## WHAT YOU HAVE TO DO
Return each line of the records with nothing changed, pictures excepted.

··· SOURCE RECORDS ···

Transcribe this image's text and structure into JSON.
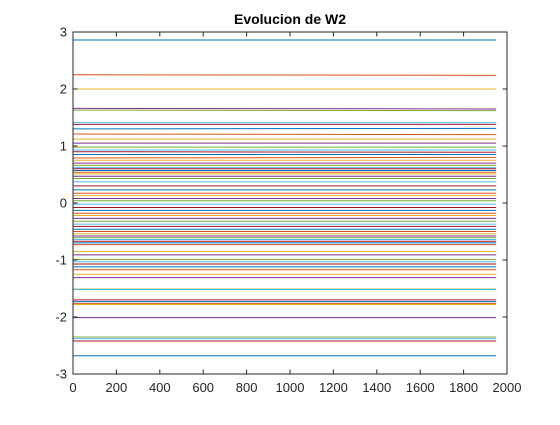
{
  "chart_data": {
    "type": "line",
    "title": "Evolucion de W2",
    "xlabel": "",
    "ylabel": "",
    "xlim": [
      0,
      2000
    ],
    "ylim": [
      -3,
      3
    ],
    "x_ticks": [
      "0",
      "200",
      "400",
      "600",
      "800",
      "1000",
      "1200",
      "1400",
      "1600",
      "1800",
      "2000"
    ],
    "y_ticks": [
      "3",
      "2",
      "1",
      "0",
      "-1",
      "-2",
      "-3"
    ],
    "x_start": 0,
    "x_end": 1950,
    "grid": false,
    "legend": "none",
    "color_order": [
      "#0072BD",
      "#D95319",
      "#EDB120",
      "#7E2F8E",
      "#77AC30",
      "#4DBEEE",
      "#A2142F"
    ],
    "series": [
      {
        "start": 2.86,
        "end": 2.86
      },
      {
        "start": 2.25,
        "end": 2.24
      },
      {
        "start": 2.0,
        "end": 2.0
      },
      {
        "start": 1.66,
        "end": 1.65
      },
      {
        "start": 1.63,
        "end": 1.62
      },
      {
        "start": 1.41,
        "end": 1.41
      },
      {
        "start": 1.38,
        "end": 1.38
      },
      {
        "start": 1.3,
        "end": 1.31
      },
      {
        "start": 1.21,
        "end": 1.2
      },
      {
        "start": 1.12,
        "end": 1.12
      },
      {
        "start": 1.05,
        "end": 1.05
      },
      {
        "start": 0.98,
        "end": 0.98
      },
      {
        "start": 0.93,
        "end": 0.93
      },
      {
        "start": 0.9,
        "end": 0.89
      },
      {
        "start": 0.85,
        "end": 0.85
      },
      {
        "start": 0.79,
        "end": 0.8
      },
      {
        "start": 0.75,
        "end": 0.75
      },
      {
        "start": 0.7,
        "end": 0.7
      },
      {
        "start": 0.66,
        "end": 0.66
      },
      {
        "start": 0.62,
        "end": 0.62
      },
      {
        "start": 0.6,
        "end": 0.6
      },
      {
        "start": 0.57,
        "end": 0.57
      },
      {
        "start": 0.54,
        "end": 0.54
      },
      {
        "start": 0.51,
        "end": 0.51
      },
      {
        "start": 0.47,
        "end": 0.47
      },
      {
        "start": 0.43,
        "end": 0.43
      },
      {
        "start": 0.37,
        "end": 0.37
      },
      {
        "start": 0.3,
        "end": 0.3
      },
      {
        "start": 0.23,
        "end": 0.23
      },
      {
        "start": 0.17,
        "end": 0.17
      },
      {
        "start": 0.13,
        "end": 0.13
      },
      {
        "start": 0.08,
        "end": 0.08
      },
      {
        "start": 0.04,
        "end": 0.04
      },
      {
        "start": -0.02,
        "end": -0.02
      },
      {
        "start": -0.08,
        "end": -0.08
      },
      {
        "start": -0.13,
        "end": -0.13
      },
      {
        "start": -0.18,
        "end": -0.18
      },
      {
        "start": -0.22,
        "end": -0.22
      },
      {
        "start": -0.27,
        "end": -0.27
      },
      {
        "start": -0.32,
        "end": -0.32
      },
      {
        "start": -0.37,
        "end": -0.37
      },
      {
        "start": -0.41,
        "end": -0.41
      },
      {
        "start": -0.46,
        "end": -0.46
      },
      {
        "start": -0.5,
        "end": -0.5
      },
      {
        "start": -0.54,
        "end": -0.54
      },
      {
        "start": -0.58,
        "end": -0.58
      },
      {
        "start": -0.61,
        "end": -0.61
      },
      {
        "start": -0.64,
        "end": -0.64
      },
      {
        "start": -0.67,
        "end": -0.67
      },
      {
        "start": -0.7,
        "end": -0.7
      },
      {
        "start": -0.73,
        "end": -0.73
      },
      {
        "start": -0.85,
        "end": -0.85
      },
      {
        "start": -0.91,
        "end": -0.91
      },
      {
        "start": -0.99,
        "end": -0.99
      },
      {
        "start": -1.03,
        "end": -1.03
      },
      {
        "start": -1.07,
        "end": -1.07
      },
      {
        "start": -1.12,
        "end": -1.12
      },
      {
        "start": -1.17,
        "end": -1.17
      },
      {
        "start": -1.25,
        "end": -1.25
      },
      {
        "start": -1.31,
        "end": -1.31
      },
      {
        "start": -1.51,
        "end": -1.51
      },
      {
        "start": -1.52,
        "end": -1.52
      },
      {
        "start": -1.7,
        "end": -1.7
      },
      {
        "start": -1.73,
        "end": -1.73
      },
      {
        "start": -1.76,
        "end": -1.76
      },
      {
        "start": -1.78,
        "end": -1.78
      },
      {
        "start": -2.01,
        "end": -2.01
      },
      {
        "start": -2.35,
        "end": -2.35
      },
      {
        "start": -2.38,
        "end": -2.38
      },
      {
        "start": -2.42,
        "end": -2.42
      },
      {
        "start": -2.68,
        "end": -2.68
      }
    ]
  }
}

···

## SOLUTION BELOW
Transcribe this image's text and structure into JSON.
{
  "chart_data": {
    "type": "line",
    "title": "Evolucion de W2",
    "xlabel": "",
    "ylabel": "",
    "xlim": [
      0,
      2000
    ],
    "ylim": [
      -3,
      3
    ],
    "x_ticks": [
      "0",
      "200",
      "400",
      "600",
      "800",
      "1000",
      "1200",
      "1400",
      "1600",
      "1800",
      "2000"
    ],
    "y_ticks": [
      "3",
      "2",
      "1",
      "0",
      "-1",
      "-2",
      "-3"
    ],
    "x_start": 0,
    "x_end": 1950,
    "grid": false,
    "legend": "none",
    "color_order": [
      "#0072BD",
      "#D95319",
      "#EDB120",
      "#7E2F8E",
      "#77AC30",
      "#4DBEEE",
      "#A2142F"
    ],
    "series": [
      {
        "start": 2.86,
        "end": 2.86
      },
      {
        "start": 2.25,
        "end": 2.24
      },
      {
        "start": 2.0,
        "end": 2.0
      },
      {
        "start": 1.66,
        "end": 1.65
      },
      {
        "start": 1.63,
        "end": 1.62
      },
      {
        "start": 1.41,
        "end": 1.41
      },
      {
        "start": 1.38,
        "end": 1.38
      },
      {
        "start": 1.3,
        "end": 1.31
      },
      {
        "start": 1.21,
        "end": 1.2
      },
      {
        "start": 1.12,
        "end": 1.12
      },
      {
        "start": 1.05,
        "end": 1.05
      },
      {
        "start": 0.98,
        "end": 0.98
      },
      {
        "start": 0.93,
        "end": 0.93
      },
      {
        "start": 0.9,
        "end": 0.89
      },
      {
        "start": 0.85,
        "end": 0.85
      },
      {
        "start": 0.79,
        "end": 0.8
      },
      {
        "start": 0.75,
        "end": 0.75
      },
      {
        "start": 0.7,
        "end": 0.7
      },
      {
        "start": 0.66,
        "end": 0.66
      },
      {
        "start": 0.62,
        "end": 0.62
      },
      {
        "start": 0.6,
        "end": 0.6
      },
      {
        "start": 0.57,
        "end": 0.57
      },
      {
        "start": 0.54,
        "end": 0.54
      },
      {
        "start": 0.51,
        "end": 0.51
      },
      {
        "start": 0.47,
        "end": 0.47
      },
      {
        "start": 0.43,
        "end": 0.43
      },
      {
        "start": 0.37,
        "end": 0.37
      },
      {
        "start": 0.3,
        "end": 0.3
      },
      {
        "start": 0.23,
        "end": 0.23
      },
      {
        "start": 0.17,
        "end": 0.17
      },
      {
        "start": 0.13,
        "end": 0.13
      },
      {
        "start": 0.08,
        "end": 0.08
      },
      {
        "start": 0.04,
        "end": 0.04
      },
      {
        "start": -0.02,
        "end": -0.02
      },
      {
        "start": -0.08,
        "end": -0.08
      },
      {
        "start": -0.13,
        "end": -0.13
      },
      {
        "start": -0.18,
        "end": -0.18
      },
      {
        "start": -0.22,
        "end": -0.22
      },
      {
        "start": -0.27,
        "end": -0.27
      },
      {
        "start": -0.32,
        "end": -0.32
      },
      {
        "start": -0.37,
        "end": -0.37
      },
      {
        "start": -0.41,
        "end": -0.41
      },
      {
        "start": -0.46,
        "end": -0.46
      },
      {
        "start": -0.5,
        "end": -0.5
      },
      {
        "start": -0.54,
        "end": -0.54
      },
      {
        "start": -0.58,
        "end": -0.58
      },
      {
        "start": -0.61,
        "end": -0.61
      },
      {
        "start": -0.64,
        "end": -0.64
      },
      {
        "start": -0.67,
        "end": -0.67
      },
      {
        "start": -0.7,
        "end": -0.7
      },
      {
        "start": -0.73,
        "end": -0.73
      },
      {
        "start": -0.85,
        "end": -0.85
      },
      {
        "start": -0.91,
        "end": -0.91
      },
      {
        "start": -0.99,
        "end": -0.99
      },
      {
        "start": -1.03,
        "end": -1.03
      },
      {
        "start": -1.07,
        "end": -1.07
      },
      {
        "start": -1.12,
        "end": -1.12
      },
      {
        "start": -1.17,
        "end": -1.17
      },
      {
        "start": -1.25,
        "end": -1.25
      },
      {
        "start": -1.31,
        "end": -1.31
      },
      {
        "start": -1.51,
        "end": -1.51
      },
      {
        "start": -1.52,
        "end": -1.52
      },
      {
        "start": -1.7,
        "end": -1.7
      },
      {
        "start": -1.73,
        "end": -1.73
      },
      {
        "start": -1.76,
        "end": -1.76
      },
      {
        "start": -1.78,
        "end": -1.78
      },
      {
        "start": -2.01,
        "end": -2.01
      },
      {
        "start": -2.35,
        "end": -2.35
      },
      {
        "start": -2.38,
        "end": -2.38
      },
      {
        "start": -2.42,
        "end": -2.42
      },
      {
        "start": -2.68,
        "end": -2.68
      }
    ]
  }
}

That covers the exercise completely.